----- PROVIDED DATA -----

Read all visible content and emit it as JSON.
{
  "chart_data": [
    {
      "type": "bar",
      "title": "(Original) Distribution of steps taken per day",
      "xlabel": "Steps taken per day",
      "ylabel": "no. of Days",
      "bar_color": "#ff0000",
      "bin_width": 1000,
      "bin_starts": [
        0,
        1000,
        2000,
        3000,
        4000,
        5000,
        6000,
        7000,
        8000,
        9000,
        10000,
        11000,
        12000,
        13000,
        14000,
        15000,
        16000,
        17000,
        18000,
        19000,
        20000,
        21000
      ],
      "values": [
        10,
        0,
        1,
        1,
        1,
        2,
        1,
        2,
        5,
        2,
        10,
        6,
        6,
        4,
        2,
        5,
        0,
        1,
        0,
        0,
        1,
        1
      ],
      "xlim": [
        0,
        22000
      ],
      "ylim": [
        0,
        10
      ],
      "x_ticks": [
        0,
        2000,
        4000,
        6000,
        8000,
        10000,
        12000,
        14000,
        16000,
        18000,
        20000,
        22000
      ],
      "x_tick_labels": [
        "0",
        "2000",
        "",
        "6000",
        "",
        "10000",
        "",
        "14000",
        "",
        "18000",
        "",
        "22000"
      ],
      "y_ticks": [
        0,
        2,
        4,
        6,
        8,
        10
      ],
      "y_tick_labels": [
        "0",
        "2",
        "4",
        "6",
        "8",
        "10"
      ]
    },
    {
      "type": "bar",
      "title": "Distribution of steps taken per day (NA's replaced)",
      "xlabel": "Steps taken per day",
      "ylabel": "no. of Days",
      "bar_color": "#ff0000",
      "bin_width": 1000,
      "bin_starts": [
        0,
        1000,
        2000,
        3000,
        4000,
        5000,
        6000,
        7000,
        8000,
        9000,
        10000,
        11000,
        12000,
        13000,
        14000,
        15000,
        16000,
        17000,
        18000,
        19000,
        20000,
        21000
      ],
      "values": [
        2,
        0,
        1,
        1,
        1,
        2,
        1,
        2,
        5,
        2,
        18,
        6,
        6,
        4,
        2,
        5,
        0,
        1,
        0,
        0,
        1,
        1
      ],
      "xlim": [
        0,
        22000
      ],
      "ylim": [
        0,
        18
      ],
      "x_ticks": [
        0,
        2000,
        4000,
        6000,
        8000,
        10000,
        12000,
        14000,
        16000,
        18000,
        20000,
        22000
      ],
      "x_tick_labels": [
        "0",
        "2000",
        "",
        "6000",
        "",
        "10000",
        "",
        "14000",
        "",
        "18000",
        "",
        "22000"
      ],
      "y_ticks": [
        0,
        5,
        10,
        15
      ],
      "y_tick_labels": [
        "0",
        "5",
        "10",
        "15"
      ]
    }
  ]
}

-----

Reproduce each line of the material above precisely.

> EXERCISE SOLUTION:
Read all visible content and emit it as JSON.
{
  "chart_data": [
    {
      "type": "bar",
      "title": "(Original) Distribution of steps taken per day",
      "xlabel": "Steps taken per day",
      "ylabel": "no. of Days",
      "bar_color": "#ff0000",
      "bin_width": 1000,
      "bin_starts": [
        0,
        1000,
        2000,
        3000,
        4000,
        5000,
        6000,
        7000,
        8000,
        9000,
        10000,
        11000,
        12000,
        13000,
        14000,
        15000,
        16000,
        17000,
        18000,
        19000,
        20000,
        21000
      ],
      "values": [
        10,
        0,
        1,
        1,
        1,
        2,
        1,
        2,
        5,
        2,
        10,
        6,
        6,
        4,
        2,
        5,
        0,
        1,
        0,
        0,
        1,
        1
      ],
      "xlim": [
        0,
        22000
      ],
      "ylim": [
        0,
        10
      ],
      "x_ticks": [
        0,
        2000,
        4000,
        6000,
        8000,
        10000,
        12000,
        14000,
        16000,
        18000,
        20000,
        22000
      ],
      "x_tick_labels": [
        "0",
        "2000",
        "",
        "6000",
        "",
        "10000",
        "",
        "14000",
        "",
        "18000",
        "",
        "22000"
      ],
      "y_ticks": [
        0,
        2,
        4,
        6,
        8,
        10
      ],
      "y_tick_labels": [
        "0",
        "2",
        "4",
        "6",
        "8",
        "10"
      ]
    },
    {
      "type": "bar",
      "title": "Distribution of steps taken per day (NA's replaced)",
      "xlabel": "Steps taken per day",
      "ylabel": "no. of Days",
      "bar_color": "#ff0000",
      "bin_width": 1000,
      "bin_starts": [
        0,
        1000,
        2000,
        3000,
        4000,
        5000,
        6000,
        7000,
        8000,
        9000,
        10000,
        11000,
        12000,
        13000,
        14000,
        15000,
        16000,
        17000,
        18000,
        19000,
        20000,
        21000
      ],
      "values": [
        2,
        0,
        1,
        1,
        1,
        2,
        1,
        2,
        5,
        2,
        18,
        6,
        6,
        4,
        2,
        5,
        0,
        1,
        0,
        0,
        1,
        1
      ],
      "xlim": [
        0,
        22000
      ],
      "ylim": [
        0,
        18
      ],
      "x_ticks": [
        0,
        2000,
        4000,
        6000,
        8000,
        10000,
        12000,
        14000,
        16000,
        18000,
        20000,
        22000
      ],
      "x_tick_labels": [
        "0",
        "2000",
        "",
        "6000",
        "",
        "10000",
        "",
        "14000",
        "",
        "18000",
        "",
        "22000"
      ],
      "y_ticks": [
        0,
        5,
        10,
        15
      ],
      "y_tick_labels": [
        "0",
        "5",
        "10",
        "15"
      ]
    }
  ]
}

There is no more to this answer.